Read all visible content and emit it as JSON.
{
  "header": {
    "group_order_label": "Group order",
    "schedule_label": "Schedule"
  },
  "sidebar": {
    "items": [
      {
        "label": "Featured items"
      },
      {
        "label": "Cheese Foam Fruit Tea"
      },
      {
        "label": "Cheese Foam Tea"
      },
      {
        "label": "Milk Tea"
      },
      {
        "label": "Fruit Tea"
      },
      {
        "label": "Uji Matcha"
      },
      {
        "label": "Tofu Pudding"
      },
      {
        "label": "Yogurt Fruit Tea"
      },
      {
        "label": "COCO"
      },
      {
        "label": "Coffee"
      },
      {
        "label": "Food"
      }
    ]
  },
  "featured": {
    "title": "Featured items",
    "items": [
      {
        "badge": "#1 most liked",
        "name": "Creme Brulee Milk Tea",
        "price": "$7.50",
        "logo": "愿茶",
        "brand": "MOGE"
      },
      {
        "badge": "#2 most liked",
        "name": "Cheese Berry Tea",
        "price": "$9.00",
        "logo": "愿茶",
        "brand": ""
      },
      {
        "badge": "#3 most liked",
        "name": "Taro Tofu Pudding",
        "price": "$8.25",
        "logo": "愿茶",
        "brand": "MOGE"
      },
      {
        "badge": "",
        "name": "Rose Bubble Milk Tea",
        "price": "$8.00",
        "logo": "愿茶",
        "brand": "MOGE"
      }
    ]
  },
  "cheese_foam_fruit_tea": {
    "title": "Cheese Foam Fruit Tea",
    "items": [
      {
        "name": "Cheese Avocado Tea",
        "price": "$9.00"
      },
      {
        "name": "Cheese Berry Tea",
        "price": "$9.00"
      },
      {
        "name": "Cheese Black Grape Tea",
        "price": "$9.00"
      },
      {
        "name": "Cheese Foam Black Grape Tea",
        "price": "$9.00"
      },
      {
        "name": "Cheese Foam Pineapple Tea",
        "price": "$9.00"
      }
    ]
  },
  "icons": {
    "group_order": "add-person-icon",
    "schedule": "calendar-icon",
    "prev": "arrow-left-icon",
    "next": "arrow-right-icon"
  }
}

▶ YOUR OBJECTIVE: Reproduce the material above without altering a single character.

▶ ANSWER TO THE PROBLEM:
Read all visible content and emit it as JSON.
{
  "header": {
    "group_order_label": "Group order",
    "schedule_label": "Schedule"
  },
  "sidebar": {
    "items": [
      {
        "label": "Featured items"
      },
      {
        "label": "Cheese Foam Fruit Tea"
      },
      {
        "label": "Cheese Foam Tea"
      },
      {
        "label": "Milk Tea"
      },
      {
        "label": "Fruit Tea"
      },
      {
        "label": "Uji Matcha"
      },
      {
        "label": "Tofu Pudding"
      },
      {
        "label": "Yogurt Fruit Tea"
      },
      {
        "label": "COCO"
      },
      {
        "label": "Coffee"
      },
      {
        "label": "Food"
      }
    ]
  },
  "featured": {
    "title": "Featured items",
    "items": [
      {
        "badge": "#1 most liked",
        "name": "Creme Brulee Milk Tea",
        "price": "$7.50",
        "logo": "愿茶",
        "brand": "MOGE"
      },
      {
        "badge": "#2 most liked",
        "name": "Cheese Berry Tea",
        "price": "$9.00",
        "logo": "愿茶",
        "brand": ""
      },
      {
        "badge": "#3 most liked",
        "name": "Taro Tofu Pudding",
        "price": "$8.25",
        "logo": "愿茶",
        "brand": "MOGE"
      },
      {
        "badge": "",
        "name": "Rose Bubble Milk Tea",
        "price": "$8.00",
        "logo": "愿茶",
        "brand": "MOGE"
      }
    ]
  },
  "cheese_foam_fruit_tea": {
    "title": "Cheese Foam Fruit Tea",
    "items": [
      {
        "name": "Cheese Avocado Tea",
        "price": "$9.00"
      },
      {
        "name": "Cheese Berry Tea",
        "price": "$9.00"
      },
      {
        "name": "Cheese Black Grape Tea",
        "price": "$9.00"
      },
      {
        "name": "Cheese Foam Black Grape Tea",
        "price": "$9.00"
      },
      {
        "name": "Cheese Foam Pineapple Tea",
        "price": "$9.00"
      }
    ]
  },
  "icons": {
    "group_order": "add-person-icon",
    "schedule": "calendar-icon",
    "prev": "arrow-left-icon",
    "next": "arrow-right-icon"
  }
}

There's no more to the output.